### [Your goal]
Pick out the lines below that contain the string "value" and copy them all.

------------------------------------------------------------------------

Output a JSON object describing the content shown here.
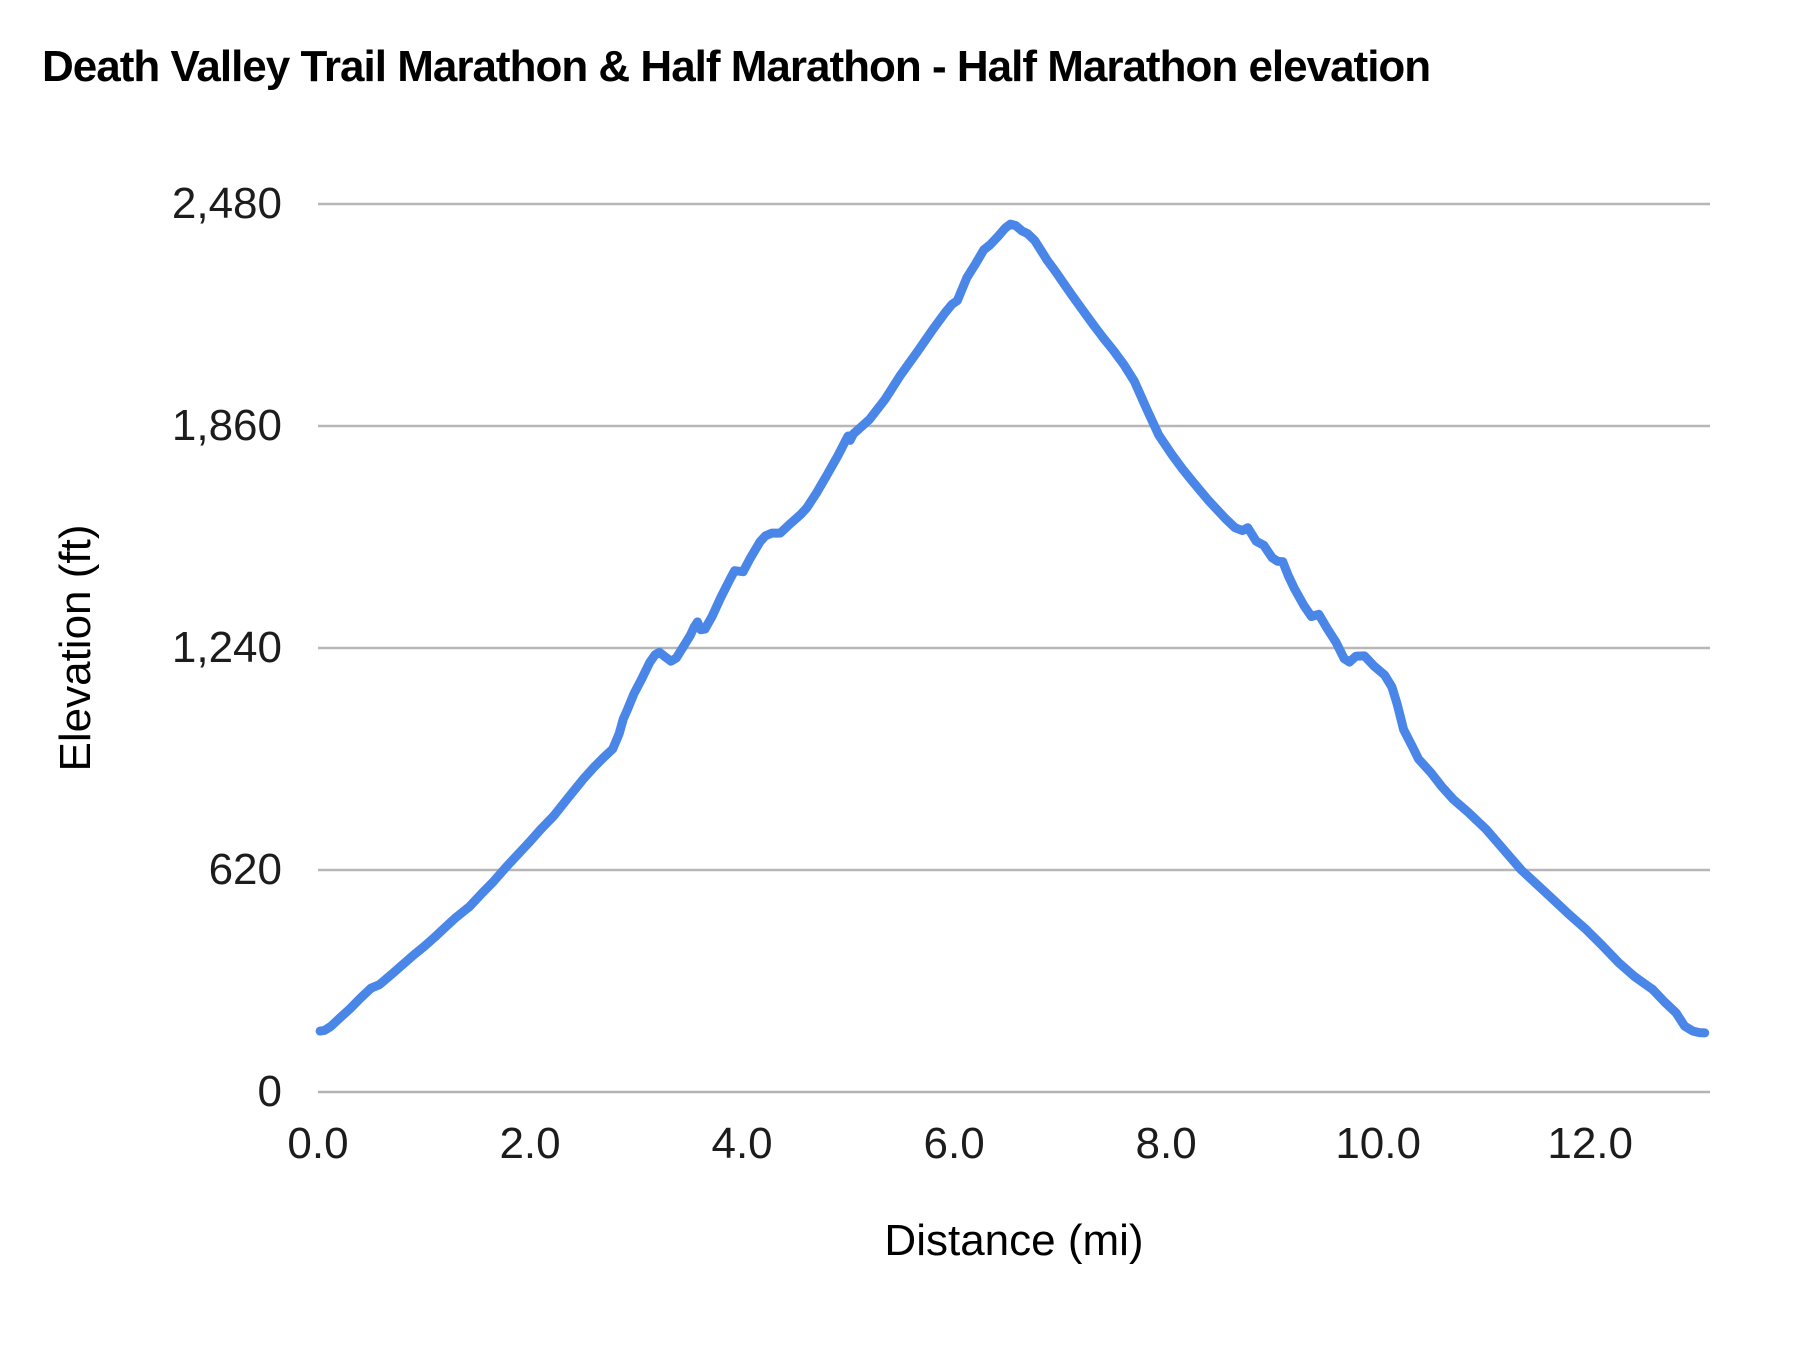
{
  "title": "Death Valley Trail Marathon & Half Marathon - Half Marathon elevation",
  "colors": {
    "line": "#4a86e8",
    "grid": "#b7b7b7",
    "baseline": "#b3b3b3",
    "tick_text": "#1c1c1c",
    "title_text": "#000000",
    "background": "#ffffff"
  },
  "chart_data": {
    "type": "line",
    "title": "Death Valley Trail Marathon & Half Marathon - Half Marathon elevation",
    "xlabel": "Distance (mi)",
    "ylabel": "Elevation (ft)",
    "xlim": [
      0,
      13.13
    ],
    "ylim": [
      0,
      2480
    ],
    "grid": "horizontal-only",
    "legend": "none",
    "x_ticks": [
      {
        "value": 0,
        "label": "0.0"
      },
      {
        "value": 2,
        "label": "2.0"
      },
      {
        "value": 4,
        "label": "4.0"
      },
      {
        "value": 6,
        "label": "6.0"
      },
      {
        "value": 8,
        "label": "8.0"
      },
      {
        "value": 10,
        "label": "10.0"
      },
      {
        "value": 12,
        "label": "12.0"
      }
    ],
    "y_ticks": [
      {
        "value": 0,
        "label": "0"
      },
      {
        "value": 620,
        "label": "620"
      },
      {
        "value": 1240,
        "label": "1,240"
      },
      {
        "value": 1860,
        "label": "1,860"
      },
      {
        "value": 2480,
        "label": "2,480"
      }
    ],
    "series": [
      {
        "name": "Half Marathon elevation",
        "color": "#4a86e8",
        "points": [
          [
            0.02,
            170
          ],
          [
            0.06,
            172
          ],
          [
            0.12,
            183
          ],
          [
            0.2,
            205
          ],
          [
            0.3,
            232
          ],
          [
            0.4,
            262
          ],
          [
            0.5,
            290
          ],
          [
            0.58,
            300
          ],
          [
            0.7,
            330
          ],
          [
            0.8,
            356
          ],
          [
            0.9,
            382
          ],
          [
            1.0,
            406
          ],
          [
            1.1,
            432
          ],
          [
            1.2,
            460
          ],
          [
            1.3,
            487
          ],
          [
            1.43,
            518
          ],
          [
            1.55,
            556
          ],
          [
            1.65,
            586
          ],
          [
            1.78,
            630
          ],
          [
            1.9,
            668
          ],
          [
            2.0,
            700
          ],
          [
            2.1,
            733
          ],
          [
            2.22,
            770
          ],
          [
            2.35,
            818
          ],
          [
            2.5,
            873
          ],
          [
            2.6,
            906
          ],
          [
            2.7,
            936
          ],
          [
            2.78,
            958
          ],
          [
            2.84,
            1000
          ],
          [
            2.88,
            1042
          ],
          [
            2.92,
            1069
          ],
          [
            2.98,
            1112
          ],
          [
            3.05,
            1152
          ],
          [
            3.13,
            1200
          ],
          [
            3.18,
            1221
          ],
          [
            3.22,
            1228
          ],
          [
            3.28,
            1214
          ],
          [
            3.33,
            1203
          ],
          [
            3.38,
            1212
          ],
          [
            3.45,
            1246
          ],
          [
            3.51,
            1274
          ],
          [
            3.55,
            1300
          ],
          [
            3.58,
            1313
          ],
          [
            3.61,
            1291
          ],
          [
            3.65,
            1293
          ],
          [
            3.72,
            1330
          ],
          [
            3.8,
            1382
          ],
          [
            3.89,
            1434
          ],
          [
            3.93,
            1456
          ],
          [
            4.01,
            1453
          ],
          [
            4.08,
            1492
          ],
          [
            4.17,
            1537
          ],
          [
            4.22,
            1553
          ],
          [
            4.28,
            1561
          ],
          [
            4.36,
            1561
          ],
          [
            4.45,
            1586
          ],
          [
            4.55,
            1612
          ],
          [
            4.61,
            1631
          ],
          [
            4.7,
            1672
          ],
          [
            4.8,
            1723
          ],
          [
            4.9,
            1775
          ],
          [
            4.97,
            1815
          ],
          [
            5.0,
            1832
          ],
          [
            5.02,
            1820
          ],
          [
            5.05,
            1838
          ],
          [
            5.2,
            1878
          ],
          [
            5.35,
            1935
          ],
          [
            5.49,
            2000
          ],
          [
            5.65,
            2066
          ],
          [
            5.8,
            2130
          ],
          [
            5.92,
            2178
          ],
          [
            5.98,
            2200
          ],
          [
            6.03,
            2210
          ],
          [
            6.12,
            2274
          ],
          [
            6.2,
            2312
          ],
          [
            6.28,
            2352
          ],
          [
            6.34,
            2366
          ],
          [
            6.41,
            2388
          ],
          [
            6.48,
            2412
          ],
          [
            6.53,
            2424
          ],
          [
            6.58,
            2420
          ],
          [
            6.64,
            2405
          ],
          [
            6.69,
            2398
          ],
          [
            6.76,
            2378
          ],
          [
            6.81,
            2355
          ],
          [
            6.88,
            2322
          ],
          [
            6.93,
            2302
          ],
          [
            6.97,
            2286
          ],
          [
            7.03,
            2260
          ],
          [
            7.12,
            2222
          ],
          [
            7.22,
            2181
          ],
          [
            7.32,
            2140
          ],
          [
            7.41,
            2105
          ],
          [
            7.5,
            2072
          ],
          [
            7.6,
            2032
          ],
          [
            7.7,
            1985
          ],
          [
            7.82,
            1905
          ],
          [
            7.93,
            1835
          ],
          [
            8.05,
            1782
          ],
          [
            8.15,
            1742
          ],
          [
            8.25,
            1705
          ],
          [
            8.4,
            1652
          ],
          [
            8.56,
            1601
          ],
          [
            8.65,
            1576
          ],
          [
            8.72,
            1568
          ],
          [
            8.77,
            1576
          ],
          [
            8.85,
            1538
          ],
          [
            8.92,
            1527
          ],
          [
            9.0,
            1492
          ],
          [
            9.05,
            1482
          ],
          [
            9.1,
            1481
          ],
          [
            9.15,
            1443
          ],
          [
            9.21,
            1406
          ],
          [
            9.3,
            1358
          ],
          [
            9.37,
            1328
          ],
          [
            9.44,
            1334
          ],
          [
            9.52,
            1294
          ],
          [
            9.6,
            1257
          ],
          [
            9.68,
            1210
          ],
          [
            9.73,
            1201
          ],
          [
            9.79,
            1217
          ],
          [
            9.87,
            1218
          ],
          [
            9.96,
            1190
          ],
          [
            10.06,
            1165
          ],
          [
            10.13,
            1131
          ],
          [
            10.18,
            1082
          ],
          [
            10.24,
            1012
          ],
          [
            10.32,
            966
          ],
          [
            10.38,
            930
          ],
          [
            10.5,
            891
          ],
          [
            10.6,
            853
          ],
          [
            10.71,
            817
          ],
          [
            10.85,
            781
          ],
          [
            11.02,
            733
          ],
          [
            11.18,
            678
          ],
          [
            11.35,
            620
          ],
          [
            11.5,
            579
          ],
          [
            11.65,
            538
          ],
          [
            11.8,
            496
          ],
          [
            11.96,
            454
          ],
          [
            12.1,
            413
          ],
          [
            12.27,
            361
          ],
          [
            12.42,
            322
          ],
          [
            12.59,
            286
          ],
          [
            12.7,
            252
          ],
          [
            12.81,
            221
          ],
          [
            12.89,
            184
          ],
          [
            12.97,
            170
          ],
          [
            13.03,
            166
          ],
          [
            13.08,
            165
          ]
        ]
      }
    ]
  }
}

------------------------------------------------------------------------

### [Result]
        "value": 0,
        "value": 2,
        "value": 4,
        "value": 6,
        "value": 8,
        "value": 10,
        "value": 12,
        "value": 0,
        "value": 620,
        "value": 1240,
        "value": 1860,
        "value": 2480,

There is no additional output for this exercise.